### [STATED PROBLEM]
Count the lines in the data below where the string "Product" occurs, please, and give the number alone.

### [SUPPLIED ENTRIES]
BEGIN
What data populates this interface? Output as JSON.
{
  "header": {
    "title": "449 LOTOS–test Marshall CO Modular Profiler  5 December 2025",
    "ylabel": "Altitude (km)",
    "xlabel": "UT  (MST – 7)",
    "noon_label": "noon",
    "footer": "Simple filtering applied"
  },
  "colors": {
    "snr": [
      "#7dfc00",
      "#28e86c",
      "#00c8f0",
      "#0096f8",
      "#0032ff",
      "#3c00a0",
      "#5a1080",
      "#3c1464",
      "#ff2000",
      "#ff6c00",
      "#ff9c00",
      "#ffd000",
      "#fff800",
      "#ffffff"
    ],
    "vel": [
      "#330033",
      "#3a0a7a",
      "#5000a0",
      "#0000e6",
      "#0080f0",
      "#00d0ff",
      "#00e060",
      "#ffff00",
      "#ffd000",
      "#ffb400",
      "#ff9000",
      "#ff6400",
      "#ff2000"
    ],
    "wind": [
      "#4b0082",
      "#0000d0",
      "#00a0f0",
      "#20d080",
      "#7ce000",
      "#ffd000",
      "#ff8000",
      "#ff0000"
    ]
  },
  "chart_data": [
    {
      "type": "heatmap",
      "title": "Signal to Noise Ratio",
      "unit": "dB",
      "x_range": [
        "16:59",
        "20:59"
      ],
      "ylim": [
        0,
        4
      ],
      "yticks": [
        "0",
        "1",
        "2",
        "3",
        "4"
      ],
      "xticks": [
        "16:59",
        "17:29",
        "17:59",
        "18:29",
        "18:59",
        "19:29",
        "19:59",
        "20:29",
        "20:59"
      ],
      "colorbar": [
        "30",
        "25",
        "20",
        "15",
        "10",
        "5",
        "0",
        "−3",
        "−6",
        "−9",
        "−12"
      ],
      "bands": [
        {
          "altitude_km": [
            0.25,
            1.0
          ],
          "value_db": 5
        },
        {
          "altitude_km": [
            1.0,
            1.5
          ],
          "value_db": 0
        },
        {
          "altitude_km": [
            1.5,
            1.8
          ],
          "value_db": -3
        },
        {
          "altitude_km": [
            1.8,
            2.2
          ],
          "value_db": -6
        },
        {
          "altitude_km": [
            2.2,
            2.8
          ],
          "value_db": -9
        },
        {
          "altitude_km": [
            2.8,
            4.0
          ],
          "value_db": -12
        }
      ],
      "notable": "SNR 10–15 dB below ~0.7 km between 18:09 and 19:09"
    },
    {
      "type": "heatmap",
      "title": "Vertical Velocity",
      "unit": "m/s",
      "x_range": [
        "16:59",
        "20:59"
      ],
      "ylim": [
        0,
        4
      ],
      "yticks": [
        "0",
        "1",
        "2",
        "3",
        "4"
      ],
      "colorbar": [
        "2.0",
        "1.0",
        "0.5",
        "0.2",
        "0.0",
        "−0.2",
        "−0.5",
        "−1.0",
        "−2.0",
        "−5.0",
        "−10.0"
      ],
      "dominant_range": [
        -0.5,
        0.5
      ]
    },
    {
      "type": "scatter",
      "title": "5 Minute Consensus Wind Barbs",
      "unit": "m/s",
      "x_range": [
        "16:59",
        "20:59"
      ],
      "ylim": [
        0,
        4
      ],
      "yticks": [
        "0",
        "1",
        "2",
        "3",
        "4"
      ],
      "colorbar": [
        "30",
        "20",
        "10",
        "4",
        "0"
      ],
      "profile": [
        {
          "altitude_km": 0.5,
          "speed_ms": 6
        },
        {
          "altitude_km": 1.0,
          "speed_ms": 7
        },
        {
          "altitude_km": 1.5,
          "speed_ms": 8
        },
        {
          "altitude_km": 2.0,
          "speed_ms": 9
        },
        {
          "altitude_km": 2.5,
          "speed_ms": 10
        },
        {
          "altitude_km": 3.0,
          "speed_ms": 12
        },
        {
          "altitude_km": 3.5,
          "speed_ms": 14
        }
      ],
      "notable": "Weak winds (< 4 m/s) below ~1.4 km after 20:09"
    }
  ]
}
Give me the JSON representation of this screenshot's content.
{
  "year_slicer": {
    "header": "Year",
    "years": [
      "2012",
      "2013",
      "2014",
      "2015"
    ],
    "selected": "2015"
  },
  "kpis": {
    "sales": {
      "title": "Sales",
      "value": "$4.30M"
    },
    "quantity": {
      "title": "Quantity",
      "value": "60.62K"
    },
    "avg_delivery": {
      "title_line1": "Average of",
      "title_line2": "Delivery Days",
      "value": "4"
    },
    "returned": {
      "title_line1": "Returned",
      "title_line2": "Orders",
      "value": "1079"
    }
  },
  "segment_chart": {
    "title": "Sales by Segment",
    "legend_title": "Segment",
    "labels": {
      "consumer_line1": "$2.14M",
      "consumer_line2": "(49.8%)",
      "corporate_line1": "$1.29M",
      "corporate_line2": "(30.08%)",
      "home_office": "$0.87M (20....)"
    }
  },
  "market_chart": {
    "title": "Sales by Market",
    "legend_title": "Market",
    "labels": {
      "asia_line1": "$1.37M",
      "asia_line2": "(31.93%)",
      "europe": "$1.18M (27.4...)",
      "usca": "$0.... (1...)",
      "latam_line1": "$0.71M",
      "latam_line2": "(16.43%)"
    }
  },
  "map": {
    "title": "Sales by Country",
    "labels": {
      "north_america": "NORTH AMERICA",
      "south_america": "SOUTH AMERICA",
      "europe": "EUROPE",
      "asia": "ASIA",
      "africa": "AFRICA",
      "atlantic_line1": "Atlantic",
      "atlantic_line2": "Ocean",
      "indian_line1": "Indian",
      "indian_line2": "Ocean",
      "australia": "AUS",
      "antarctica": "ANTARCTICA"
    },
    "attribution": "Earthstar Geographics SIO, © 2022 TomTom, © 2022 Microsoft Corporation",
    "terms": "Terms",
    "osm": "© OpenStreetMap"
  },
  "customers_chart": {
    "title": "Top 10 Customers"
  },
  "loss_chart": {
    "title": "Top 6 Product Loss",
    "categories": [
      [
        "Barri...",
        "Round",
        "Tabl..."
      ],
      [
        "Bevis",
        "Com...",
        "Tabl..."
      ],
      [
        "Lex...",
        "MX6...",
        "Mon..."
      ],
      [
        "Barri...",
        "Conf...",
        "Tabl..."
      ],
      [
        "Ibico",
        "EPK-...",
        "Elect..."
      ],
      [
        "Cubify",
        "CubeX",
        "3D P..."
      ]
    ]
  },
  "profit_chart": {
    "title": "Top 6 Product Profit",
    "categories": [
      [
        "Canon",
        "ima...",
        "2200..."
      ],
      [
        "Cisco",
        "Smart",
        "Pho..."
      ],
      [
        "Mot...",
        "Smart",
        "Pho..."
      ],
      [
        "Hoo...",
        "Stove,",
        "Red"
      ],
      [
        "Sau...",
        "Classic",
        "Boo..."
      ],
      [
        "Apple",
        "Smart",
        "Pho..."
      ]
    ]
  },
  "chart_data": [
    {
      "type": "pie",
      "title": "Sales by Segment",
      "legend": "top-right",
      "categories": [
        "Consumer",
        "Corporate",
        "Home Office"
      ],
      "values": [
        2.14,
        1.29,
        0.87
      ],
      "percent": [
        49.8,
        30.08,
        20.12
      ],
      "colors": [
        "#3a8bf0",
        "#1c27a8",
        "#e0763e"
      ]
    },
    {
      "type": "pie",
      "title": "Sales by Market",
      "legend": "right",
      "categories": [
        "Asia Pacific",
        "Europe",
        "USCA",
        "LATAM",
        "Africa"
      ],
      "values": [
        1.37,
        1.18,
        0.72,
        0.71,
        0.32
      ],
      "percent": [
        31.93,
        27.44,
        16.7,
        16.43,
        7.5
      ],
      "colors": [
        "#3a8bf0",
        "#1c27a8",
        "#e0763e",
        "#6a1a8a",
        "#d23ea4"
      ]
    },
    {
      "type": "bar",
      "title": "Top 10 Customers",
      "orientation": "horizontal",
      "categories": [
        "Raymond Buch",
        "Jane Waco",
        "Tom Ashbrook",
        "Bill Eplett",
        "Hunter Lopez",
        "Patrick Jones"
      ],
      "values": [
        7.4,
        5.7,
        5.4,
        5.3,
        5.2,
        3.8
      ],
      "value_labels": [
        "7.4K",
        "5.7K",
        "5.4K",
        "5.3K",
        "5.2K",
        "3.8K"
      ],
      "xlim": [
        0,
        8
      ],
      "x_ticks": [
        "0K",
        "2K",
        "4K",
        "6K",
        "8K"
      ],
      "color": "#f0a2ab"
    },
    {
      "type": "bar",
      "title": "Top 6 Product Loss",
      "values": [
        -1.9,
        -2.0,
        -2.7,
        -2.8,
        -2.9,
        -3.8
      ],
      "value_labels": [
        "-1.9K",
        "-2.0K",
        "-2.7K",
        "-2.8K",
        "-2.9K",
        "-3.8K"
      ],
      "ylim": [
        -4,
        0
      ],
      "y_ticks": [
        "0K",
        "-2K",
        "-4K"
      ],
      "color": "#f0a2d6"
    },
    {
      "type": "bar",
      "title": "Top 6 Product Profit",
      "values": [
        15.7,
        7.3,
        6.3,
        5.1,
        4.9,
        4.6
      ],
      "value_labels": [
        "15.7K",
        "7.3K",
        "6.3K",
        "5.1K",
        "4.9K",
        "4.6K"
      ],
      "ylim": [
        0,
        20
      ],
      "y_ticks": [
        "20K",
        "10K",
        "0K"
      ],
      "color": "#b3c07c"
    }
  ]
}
END
### [EXERCISE ANSWER]
4